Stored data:
'''
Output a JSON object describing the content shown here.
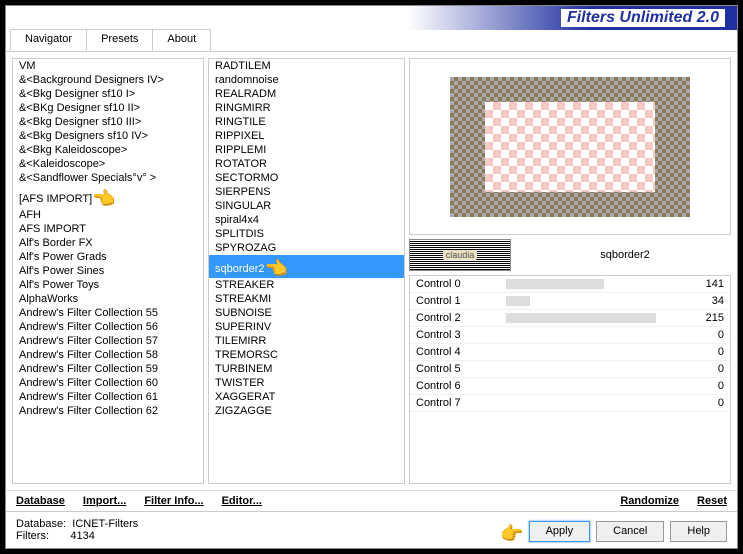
{
  "title": "Filters Unlimited 2.0",
  "tabs": [
    "Navigator",
    "Presets",
    "About"
  ],
  "left_selected_index": 8,
  "left_list": [
    "VM",
    "&<Background Designers IV>",
    "&<Bkg Designer sf10 I>",
    "&<BKg Designer sf10 II>",
    "&<Bkg Designer sf10 III>",
    "&<Bkg Designers sf10 IV>",
    "&<Bkg Kaleidoscope>",
    "&<Kaleidoscope>",
    "&<Sandflower Specials°v° >",
    "[AFS IMPORT]",
    "AFH",
    "AFS IMPORT",
    "Alf's Border FX",
    "Alf's Power Grads",
    "Alf's Power Sines",
    "Alf's Power Toys",
    "AlphaWorks",
    "Andrew's Filter Collection 55",
    "Andrew's Filter Collection 56",
    "Andrew's Filter Collection 57",
    "Andrew's Filter Collection 58",
    "Andrew's Filter Collection 59",
    "Andrew's Filter Collection 60",
    "Andrew's Filter Collection 61",
    "Andrew's Filter Collection 62"
  ],
  "mid_selected_index": 13,
  "mid_list": [
    "RADTILEM",
    "randomnoise",
    "REALRADM",
    "RINGMIRR",
    "RINGTILE",
    "RIPPIXEL",
    "RIPPLEMI",
    "ROTATOR",
    "SECTORMO",
    "SIERPENS",
    "SINGULAR",
    "spiral4x4",
    "SPLITDIS",
    "SPYROZAG",
    "sqborder2",
    "STREAKER",
    "STREAKMI",
    "SUBNOISE",
    "SUPERINV",
    "TILEMIRR",
    "TREMORSC",
    "TURBINEM",
    "TWISTER",
    "XAGGERAT",
    "ZIGZAGGE"
  ],
  "filter_name": "sqborder2",
  "controls": [
    {
      "name": "Control 0",
      "value": 141,
      "max": 255
    },
    {
      "name": "Control 1",
      "value": 34,
      "max": 255
    },
    {
      "name": "Control 2",
      "value": 215,
      "max": 255
    },
    {
      "name": "Control 3",
      "value": 0,
      "max": 255
    },
    {
      "name": "Control 4",
      "value": 0,
      "max": 255
    },
    {
      "name": "Control 5",
      "value": 0,
      "max": 255
    },
    {
      "name": "Control 6",
      "value": 0,
      "max": 255
    },
    {
      "name": "Control 7",
      "value": 0,
      "max": 255
    }
  ],
  "links": {
    "database": "Database",
    "import": "Import...",
    "filterinfo": "Filter Info...",
    "editor": "Editor...",
    "randomize": "Randomize",
    "reset": "Reset"
  },
  "status": {
    "db_label": "Database:",
    "db_value": "ICNET-Filters",
    "filters_label": "Filters:",
    "filters_value": "4134"
  },
  "buttons": {
    "apply": "Apply",
    "cancel": "Cancel",
    "help": "Help"
  }
}
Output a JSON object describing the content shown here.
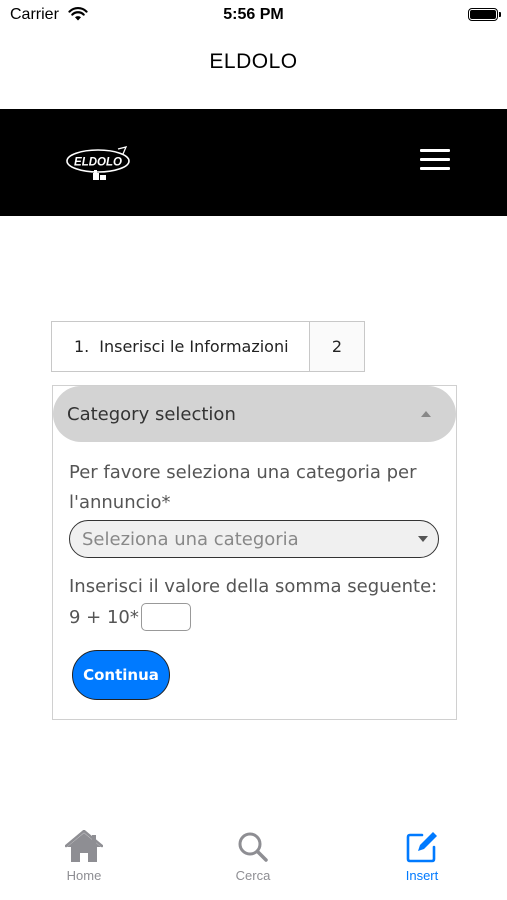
{
  "status_bar": {
    "carrier": "Carrier",
    "time": "5:56 PM"
  },
  "nav": {
    "title": "ELDOLO"
  },
  "header": {
    "logo_text": "ELDOLO",
    "menu_icon": "hamburger-menu-icon"
  },
  "steps": [
    {
      "number": "1.",
      "label": "Inserisci le Informazioni"
    },
    {
      "number": "2",
      "label": ""
    }
  ],
  "accordion": {
    "title": "Category selection",
    "category_label": "Per favore seleziona una categoria per l'annuncio",
    "required_mark": "*",
    "category_placeholder": "Seleziona una categoria",
    "sum_label": "Inserisci il valore della somma seguente:",
    "sum_expression": "9 + 10",
    "continue_label": "Continua"
  },
  "tab_bar": {
    "items": [
      {
        "label": "Home",
        "icon": "home-icon",
        "active": false
      },
      {
        "label": "Cerca",
        "icon": "search-icon",
        "active": false
      },
      {
        "label": "Insert",
        "icon": "compose-icon",
        "active": true
      }
    ]
  },
  "colors": {
    "accent": "#007aff",
    "header_bg": "#000000",
    "inactive_tab": "#8e8e93",
    "accordion_bg": "#d3d3d3"
  }
}
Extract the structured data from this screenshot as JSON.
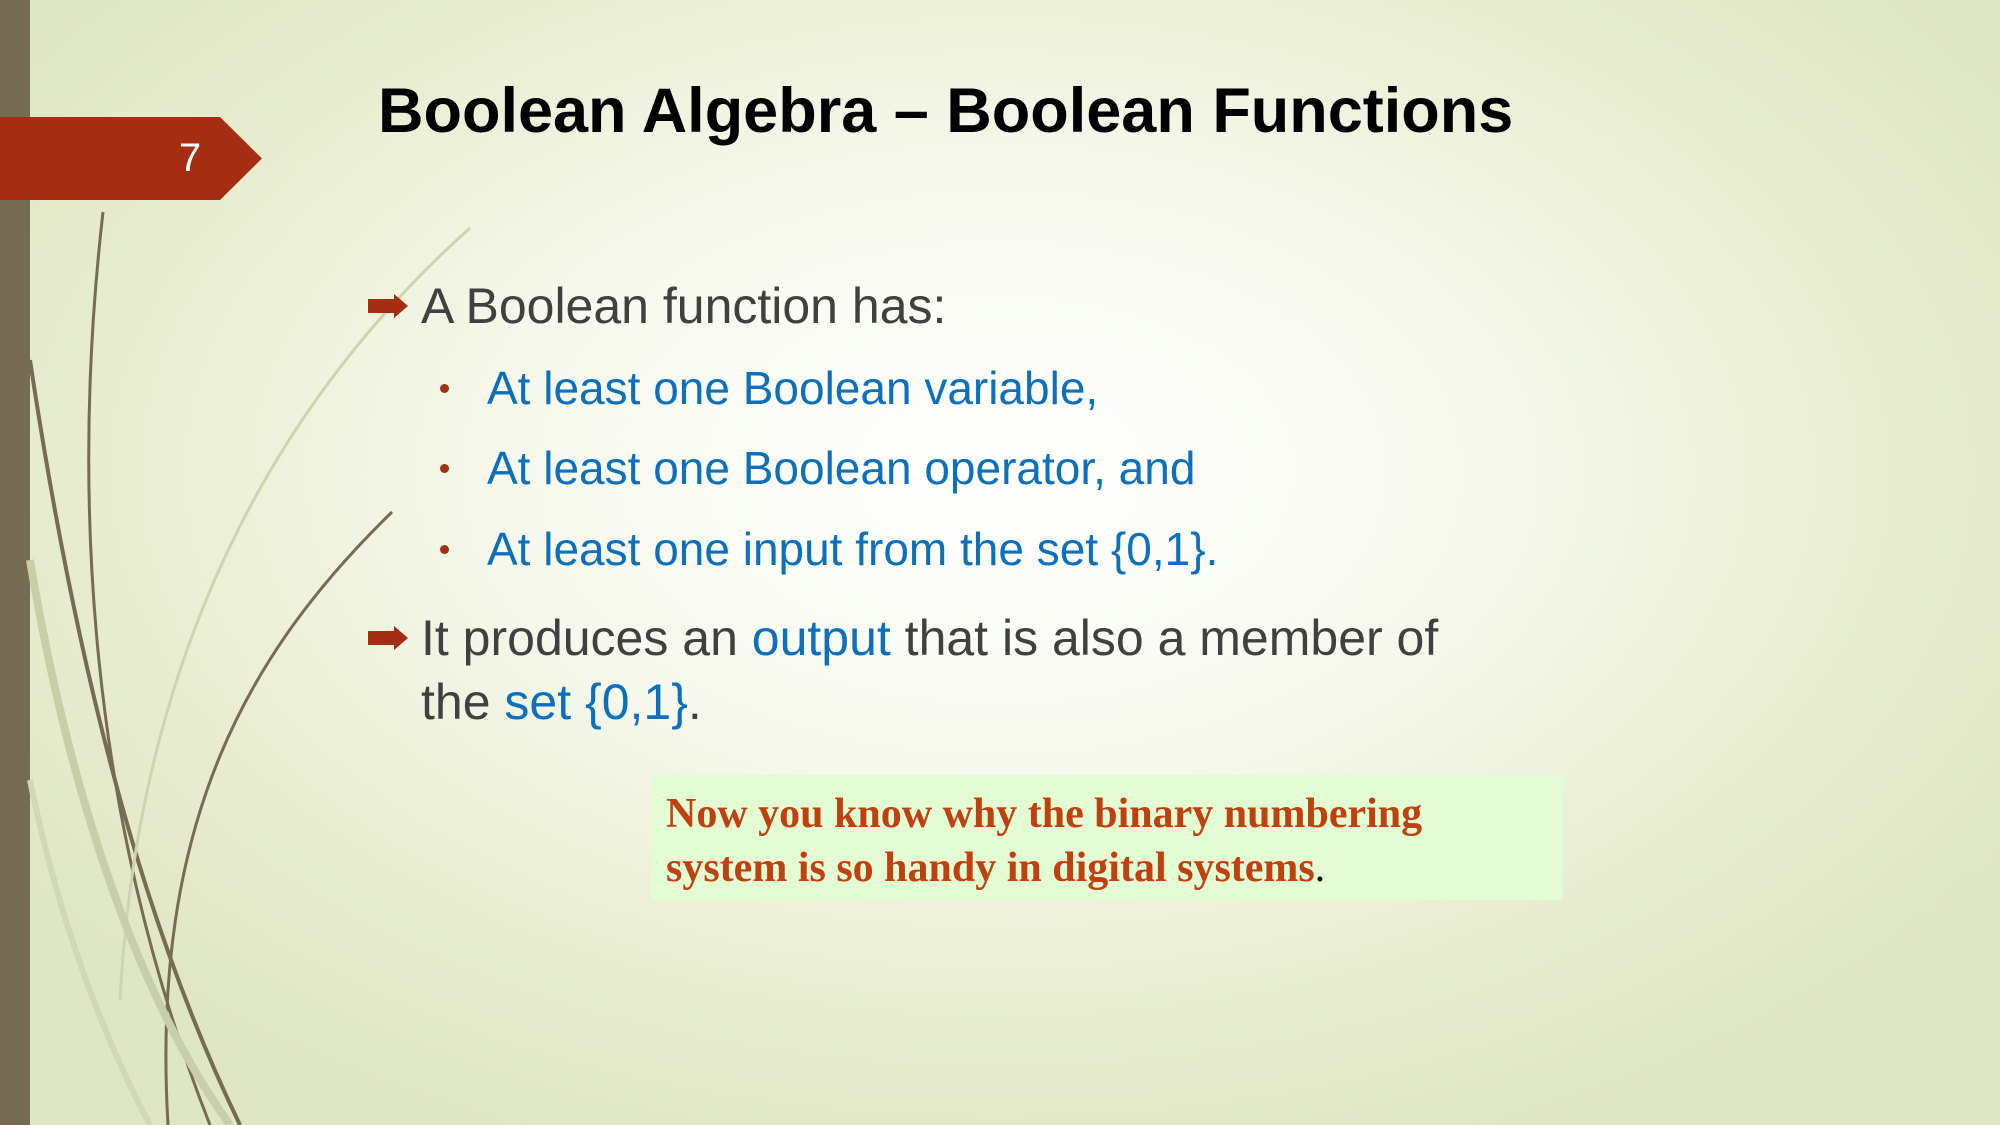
{
  "slide": {
    "number": "7",
    "title": "Boolean Algebra – Boolean Functions"
  },
  "bullets": {
    "b1": {
      "text": "A Boolean function has:"
    },
    "sub1": "At least one Boolean variable,",
    "sub2": "At least one Boolean operator, and",
    "sub3": "At least one input from the set {0,1}.",
    "b2": {
      "part1": "It produces an ",
      "highlight1": "output",
      "part2": " that is also a member of",
      "part3": "the ",
      "highlight2": "set {0,1}",
      "part4": "."
    }
  },
  "note": {
    "line1": "Now you know why the binary numbering",
    "line2": "system is so handy in digital systems",
    "end": "."
  },
  "colors": {
    "accent": "#a52e12",
    "highlight_text": "#0c70be",
    "body_text": "#404040",
    "note_text": "#c0400f",
    "note_background": "#e3fcd3",
    "left_band": "#766c53"
  },
  "icons": {
    "level1_bullet": "arrow-bullet-icon",
    "level2_bullet": "dot-bullet-icon"
  }
}
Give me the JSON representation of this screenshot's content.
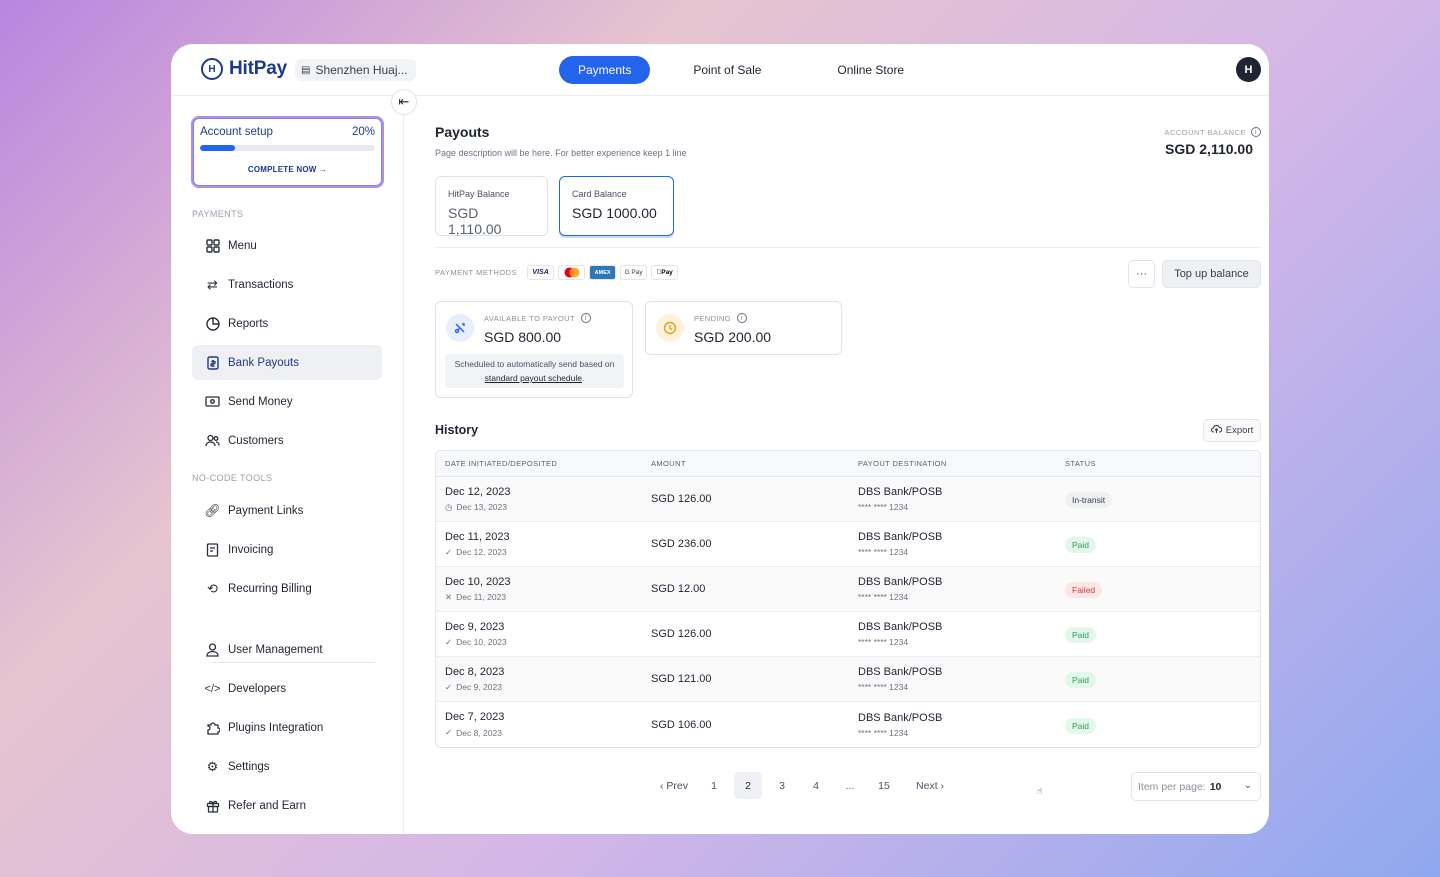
'''
Stated exercise: Keep every word of the data as it is when you write it out, but drop the pictures.

Output for this exercise:
Output a JSON object describing the content shown here.
{
  "title": "Filters Unlimited 2.0",
  "tabs": [
    "Navigator",
    "Presets",
    "About"
  ],
  "left_selected_index": 8,
  "left_list": [
    "VM",
    "&<Background Designers IV>",
    "&<Bkg Designer sf10 I>",
    "&<BKg Designer sf10 II>",
    "&<Bkg Designer sf10 III>",
    "&<Bkg Designers sf10 IV>",
    "&<Bkg Kaleidoscope>",
    "&<Kaleidoscope>",
    "&<Sandflower Specials°v° >",
    "[AFS IMPORT]",
    "AFH",
    "AFS IMPORT",
    "Alf's Border FX",
    "Alf's Power Grads",
    "Alf's Power Sines",
    "Alf's Power Toys",
    "AlphaWorks",
    "Andrew's Filter Collection 55",
    "Andrew's Filter Collection 56",
    "Andrew's Filter Collection 57",
    "Andrew's Filter Collection 58",
    "Andrew's Filter Collection 59",
    "Andrew's Filter Collection 60",
    "Andrew's Filter Collection 61",
    "Andrew's Filter Collection 62"
  ],
  "mid_selected_index": 13,
  "mid_list": [
    "RADTILEM",
    "randomnoise",
    "REALRADM",
    "RINGMIRR",
    "RINGTILE",
    "RIPPIXEL",
    "RIPPLEMI",
    "ROTATOR",
    "SECTORMO",
    "SIERPENS",
    "SINGULAR",
    "spiral4x4",
    "SPLITDIS",
    "SPYROZAG",
    "sqborder2",
    "STREAKER",
    "STREAKMI",
    "SUBNOISE",
    "SUPERINV",
    "TILEMIRR",
    "TREMORSC",
    "TURBINEM",
    "TWISTER",
    "XAGGERAT",
    "ZIGZAGGE"
  ],
  "filter_name": "sqborder2",
  "controls": [
    {
      "name": "Control 0",
      "value": 141,
      "max": 255
    },
    {
      "name": "Control 1",
      "value": 34,
      "max": 255
    },
    {
      "name": "Control 2",
      "value": 215,
      "max": 255
    },
    {
      "name": "Control 3",
      "value": 0,
      "max": 255
    },
    {
      "name": "Control 4",
      "value": 0,
      "max": 255
    },
    {
      "name": "Control 5",
      "value": 0,
      "max": 255
    },
    {
      "name": "Control 6",
      "value": 0,
      "max": 255
    },
    {
      "name": "Control 7",
      "value": 0,
      "max": 255
    }
  ],
  "links": {
    "database": "Database",
    "import": "Import...",
    "filterinfo": "Filter Info...",
    "editor": "Editor...",
    "randomize": "Randomize",
    "reset": "Reset"
  },
  "status": {
    "db_label": "Database:",
    "db_value": "ICNET-Filters",
    "filters_label": "Filters:",
    "filters_value": "4134"
  },
  "buttons": {
    "apply": "Apply",
    "cancel": "Cancel",
    "help": "Help"
  }
}
Output a JSON object describing the content shown here.
{
  "status_bar": {
    "carrier": "Carrier",
    "time": "5:56 PM"
  },
  "nav": {
    "title": "ELDOLO"
  },
  "header": {
    "logo_text": "ELDOLO",
    "menu_icon": "hamburger-menu-icon"
  },
  "steps": [
    {
      "number": "1.",
      "label": "Inserisci le Informazioni"
    },
    {
      "number": "2",
      "label": ""
    }
  ],
  "accordion": {
    "title": "Category selection",
    "category_label": "Per favore seleziona una categoria per l'annuncio",
    "required_mark": "*",
    "category_placeholder": "Seleziona una categoria",
    "sum_label": "Inserisci il valore della somma seguente:",
    "sum_expression": "9 + 10",
    "continue_label": "Continua"
  },
  "tab_bar": {
    "items": [
      {
        "label": "Home",
        "icon": "home-icon",
        "active": false
      },
      {
        "label": "Cerca",
        "icon": "search-icon",
        "active": false
      },
      {
        "label": "Insert",
        "icon": "compose-icon",
        "active": true
      }
    ]
  },
  "colors": {
    "accent": "#007aff",
    "header_bg": "#000000",
    "inactive_tab": "#8e8e93",
    "accordion_bg": "#d3d3d3"
  }
}
Extract the structured data from this screenshot as JSON.
{
  "slide": {
    "number": "7",
    "title": "Boolean Algebra – Boolean Functions"
  },
  "bullets": {
    "b1": {
      "text": "A Boolean function has:"
    },
    "sub1": "At least one Boolean variable,",
    "sub2": "At least one Boolean operator, and",
    "sub3": "At least one input from the set {0,1}.",
    "b2": {
      "part1": "It produces an ",
      "highlight1": "output",
      "part2": " that is also a member of",
      "part3": "the ",
      "highlight2": "set {0,1}",
      "part4": "."
    }
  },
  "note": {
    "line1": "Now you know why the binary numbering",
    "line2": "system is so handy in digital systems",
    "end": "."
  },
  "colors": {
    "accent": "#a52e12",
    "highlight_text": "#0c70be",
    "body_text": "#404040",
    "note_text": "#c0400f",
    "note_background": "#e3fcd3",
    "left_band": "#766c53"
  },
  "icons": {
    "level1_bullet": "arrow-bullet-icon",
    "level2_bullet": "dot-bullet-icon"
  }
}
Give me the JSON representation of this screenshot's content.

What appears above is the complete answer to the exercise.